▶ **Task data**:
'''

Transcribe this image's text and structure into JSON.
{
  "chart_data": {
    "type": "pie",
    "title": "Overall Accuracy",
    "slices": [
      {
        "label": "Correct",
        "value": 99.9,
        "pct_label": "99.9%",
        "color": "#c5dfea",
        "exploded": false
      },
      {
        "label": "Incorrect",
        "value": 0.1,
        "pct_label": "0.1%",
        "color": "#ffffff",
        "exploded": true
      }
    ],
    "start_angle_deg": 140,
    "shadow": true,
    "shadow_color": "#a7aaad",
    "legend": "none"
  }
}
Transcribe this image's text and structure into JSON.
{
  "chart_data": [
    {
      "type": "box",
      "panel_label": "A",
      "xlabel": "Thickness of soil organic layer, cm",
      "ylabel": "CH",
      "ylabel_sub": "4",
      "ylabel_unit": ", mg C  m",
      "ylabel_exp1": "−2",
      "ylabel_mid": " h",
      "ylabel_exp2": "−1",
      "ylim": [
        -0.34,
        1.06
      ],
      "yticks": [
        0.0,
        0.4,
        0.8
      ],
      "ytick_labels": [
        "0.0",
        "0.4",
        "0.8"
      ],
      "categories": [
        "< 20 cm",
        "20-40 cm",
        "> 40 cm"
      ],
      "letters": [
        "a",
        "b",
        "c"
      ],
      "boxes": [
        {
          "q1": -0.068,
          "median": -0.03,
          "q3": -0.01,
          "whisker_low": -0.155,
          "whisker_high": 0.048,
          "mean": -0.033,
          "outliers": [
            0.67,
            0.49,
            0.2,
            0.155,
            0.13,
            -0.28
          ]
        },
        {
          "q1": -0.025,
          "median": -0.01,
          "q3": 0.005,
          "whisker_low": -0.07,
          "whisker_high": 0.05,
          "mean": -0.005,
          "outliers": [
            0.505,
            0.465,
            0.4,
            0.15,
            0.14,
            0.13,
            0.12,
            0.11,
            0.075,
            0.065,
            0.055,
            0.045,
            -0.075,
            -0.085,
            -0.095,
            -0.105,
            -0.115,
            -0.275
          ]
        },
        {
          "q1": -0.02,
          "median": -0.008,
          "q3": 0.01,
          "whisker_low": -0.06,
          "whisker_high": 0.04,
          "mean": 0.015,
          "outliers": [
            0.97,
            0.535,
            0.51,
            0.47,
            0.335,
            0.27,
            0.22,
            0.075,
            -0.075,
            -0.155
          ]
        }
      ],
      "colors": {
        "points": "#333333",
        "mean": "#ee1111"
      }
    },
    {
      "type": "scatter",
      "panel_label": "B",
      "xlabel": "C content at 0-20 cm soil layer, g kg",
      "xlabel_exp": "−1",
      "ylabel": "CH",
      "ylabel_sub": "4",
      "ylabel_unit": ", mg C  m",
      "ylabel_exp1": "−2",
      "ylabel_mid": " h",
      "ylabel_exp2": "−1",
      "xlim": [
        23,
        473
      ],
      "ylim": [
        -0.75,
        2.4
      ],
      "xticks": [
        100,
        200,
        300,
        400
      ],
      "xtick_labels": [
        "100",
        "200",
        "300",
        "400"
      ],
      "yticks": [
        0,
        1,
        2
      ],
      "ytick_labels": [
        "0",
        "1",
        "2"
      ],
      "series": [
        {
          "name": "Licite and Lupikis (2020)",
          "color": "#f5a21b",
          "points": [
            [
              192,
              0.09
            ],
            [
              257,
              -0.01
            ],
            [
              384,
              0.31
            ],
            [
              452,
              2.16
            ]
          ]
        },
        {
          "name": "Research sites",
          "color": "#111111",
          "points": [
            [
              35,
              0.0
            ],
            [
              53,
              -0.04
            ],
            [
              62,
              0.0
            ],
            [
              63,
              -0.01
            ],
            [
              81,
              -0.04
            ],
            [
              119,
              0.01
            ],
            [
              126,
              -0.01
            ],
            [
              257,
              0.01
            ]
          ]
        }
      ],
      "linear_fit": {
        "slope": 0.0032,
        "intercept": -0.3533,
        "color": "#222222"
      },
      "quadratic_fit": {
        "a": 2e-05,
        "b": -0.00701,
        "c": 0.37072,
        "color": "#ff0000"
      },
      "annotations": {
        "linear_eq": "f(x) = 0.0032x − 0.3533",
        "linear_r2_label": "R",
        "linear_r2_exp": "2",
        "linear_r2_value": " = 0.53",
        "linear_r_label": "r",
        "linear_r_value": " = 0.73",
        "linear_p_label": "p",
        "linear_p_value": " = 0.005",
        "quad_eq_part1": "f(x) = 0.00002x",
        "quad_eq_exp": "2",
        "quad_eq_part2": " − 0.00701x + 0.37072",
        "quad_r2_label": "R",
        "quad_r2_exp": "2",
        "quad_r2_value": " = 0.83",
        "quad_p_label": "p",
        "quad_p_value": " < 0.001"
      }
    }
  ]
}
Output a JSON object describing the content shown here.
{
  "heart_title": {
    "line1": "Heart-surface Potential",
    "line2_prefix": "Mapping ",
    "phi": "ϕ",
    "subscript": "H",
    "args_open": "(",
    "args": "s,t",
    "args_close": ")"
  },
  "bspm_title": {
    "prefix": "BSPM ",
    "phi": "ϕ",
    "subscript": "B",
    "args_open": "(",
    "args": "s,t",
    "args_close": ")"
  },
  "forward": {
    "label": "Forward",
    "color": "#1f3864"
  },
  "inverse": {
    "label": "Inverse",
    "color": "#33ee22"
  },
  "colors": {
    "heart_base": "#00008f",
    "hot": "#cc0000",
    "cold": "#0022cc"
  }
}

'''

▶ **Given exercise**: Transcribe the whole listing with nothing added or left out.

▶ **Correct result**:
Transcribe this image's text and structure into JSON.
{
  "chart_data": {
    "type": "pie",
    "title": "Overall Accuracy",
    "slices": [
      {
        "label": "Correct",
        "value": 99.9,
        "pct_label": "99.9%",
        "color": "#c5dfea",
        "exploded": false
      },
      {
        "label": "Incorrect",
        "value": 0.1,
        "pct_label": "0.1%",
        "color": "#ffffff",
        "exploded": true
      }
    ],
    "start_angle_deg": 140,
    "shadow": true,
    "shadow_color": "#a7aaad",
    "legend": "none"
  }
}
Transcribe this image's text and structure into JSON.
{
  "chart_data": [
    {
      "type": "box",
      "panel_label": "A",
      "xlabel": "Thickness of soil organic layer, cm",
      "ylabel": "CH",
      "ylabel_sub": "4",
      "ylabel_unit": ", mg C  m",
      "ylabel_exp1": "−2",
      "ylabel_mid": " h",
      "ylabel_exp2": "−1",
      "ylim": [
        -0.34,
        1.06
      ],
      "yticks": [
        0.0,
        0.4,
        0.8
      ],
      "ytick_labels": [
        "0.0",
        "0.4",
        "0.8"
      ],
      "categories": [
        "< 20 cm",
        "20-40 cm",
        "> 40 cm"
      ],
      "letters": [
        "a",
        "b",
        "c"
      ],
      "boxes": [
        {
          "q1": -0.068,
          "median": -0.03,
          "q3": -0.01,
          "whisker_low": -0.155,
          "whisker_high": 0.048,
          "mean": -0.033,
          "outliers": [
            0.67,
            0.49,
            0.2,
            0.155,
            0.13,
            -0.28
          ]
        },
        {
          "q1": -0.025,
          "median": -0.01,
          "q3": 0.005,
          "whisker_low": -0.07,
          "whisker_high": 0.05,
          "mean": -0.005,
          "outliers": [
            0.505,
            0.465,
            0.4,
            0.15,
            0.14,
            0.13,
            0.12,
            0.11,
            0.075,
            0.065,
            0.055,
            0.045,
            -0.075,
            -0.085,
            -0.095,
            -0.105,
            -0.115,
            -0.275
          ]
        },
        {
          "q1": -0.02,
          "median": -0.008,
          "q3": 0.01,
          "whisker_low": -0.06,
          "whisker_high": 0.04,
          "mean": 0.015,
          "outliers": [
            0.97,
            0.535,
            0.51,
            0.47,
            0.335,
            0.27,
            0.22,
            0.075,
            -0.075,
            -0.155
          ]
        }
      ],
      "colors": {
        "points": "#333333",
        "mean": "#ee1111"
      }
    },
    {
      "type": "scatter",
      "panel_label": "B",
      "xlabel": "C content at 0-20 cm soil layer, g kg",
      "xlabel_exp": "−1",
      "ylabel": "CH",
      "ylabel_sub": "4",
      "ylabel_unit": ", mg C  m",
      "ylabel_exp1": "−2",
      "ylabel_mid": " h",
      "ylabel_exp2": "−1",
      "xlim": [
        23,
        473
      ],
      "ylim": [
        -0.75,
        2.4
      ],
      "xticks": [
        100,
        200,
        300,
        400
      ],
      "xtick_labels": [
        "100",
        "200",
        "300",
        "400"
      ],
      "yticks": [
        0,
        1,
        2
      ],
      "ytick_labels": [
        "0",
        "1",
        "2"
      ],
      "series": [
        {
          "name": "Licite and Lupikis (2020)",
          "color": "#f5a21b",
          "points": [
            [
              192,
              0.09
            ],
            [
              257,
              -0.01
            ],
            [
              384,
              0.31
            ],
            [
              452,
              2.16
            ]
          ]
        },
        {
          "name": "Research sites",
          "color": "#111111",
          "points": [
            [
              35,
              0.0
            ],
            [
              53,
              -0.04
            ],
            [
              62,
              0.0
            ],
            [
              63,
              -0.01
            ],
            [
              81,
              -0.04
            ],
            [
              119,
              0.01
            ],
            [
              126,
              -0.01
            ],
            [
              257,
              0.01
            ]
          ]
        }
      ],
      "linear_fit": {
        "slope": 0.0032,
        "intercept": -0.3533,
        "color": "#222222"
      },
      "quadratic_fit": {
        "a": 2e-05,
        "b": -0.00701,
        "c": 0.37072,
        "color": "#ff0000"
      },
      "annotations": {
        "linear_eq": "f(x) = 0.0032x − 0.3533",
        "linear_r2_label": "R",
        "linear_r2_exp": "2",
        "linear_r2_value": " = 0.53",
        "linear_r_label": "r",
        "linear_r_value": " = 0.73",
        "linear_p_label": "p",
        "linear_p_value": " = 0.005",
        "quad_eq_part1": "f(x) = 0.00002x",
        "quad_eq_exp": "2",
        "quad_eq_part2": " − 0.00701x + 0.37072",
        "quad_r2_label": "R",
        "quad_r2_exp": "2",
        "quad_r2_value": " = 0.83",
        "quad_p_label": "p",
        "quad_p_value": " < 0.001"
      }
    }
  ]
}
Output a JSON object describing the content shown here.
{
  "heart_title": {
    "line1": "Heart-surface Potential",
    "line2_prefix": "Mapping ",
    "phi": "ϕ",
    "subscript": "H",
    "args_open": "(",
    "args": "s,t",
    "args_close": ")"
  },
  "bspm_title": {
    "prefix": "BSPM ",
    "phi": "ϕ",
    "subscript": "B",
    "args_open": "(",
    "args": "s,t",
    "args_close": ")"
  },
  "forward": {
    "label": "Forward",
    "color": "#1f3864"
  },
  "inverse": {
    "label": "Inverse",
    "color": "#33ee22"
  },
  "colors": {
    "heart_base": "#00008f",
    "hot": "#cc0000",
    "cold": "#0022cc"
  }
}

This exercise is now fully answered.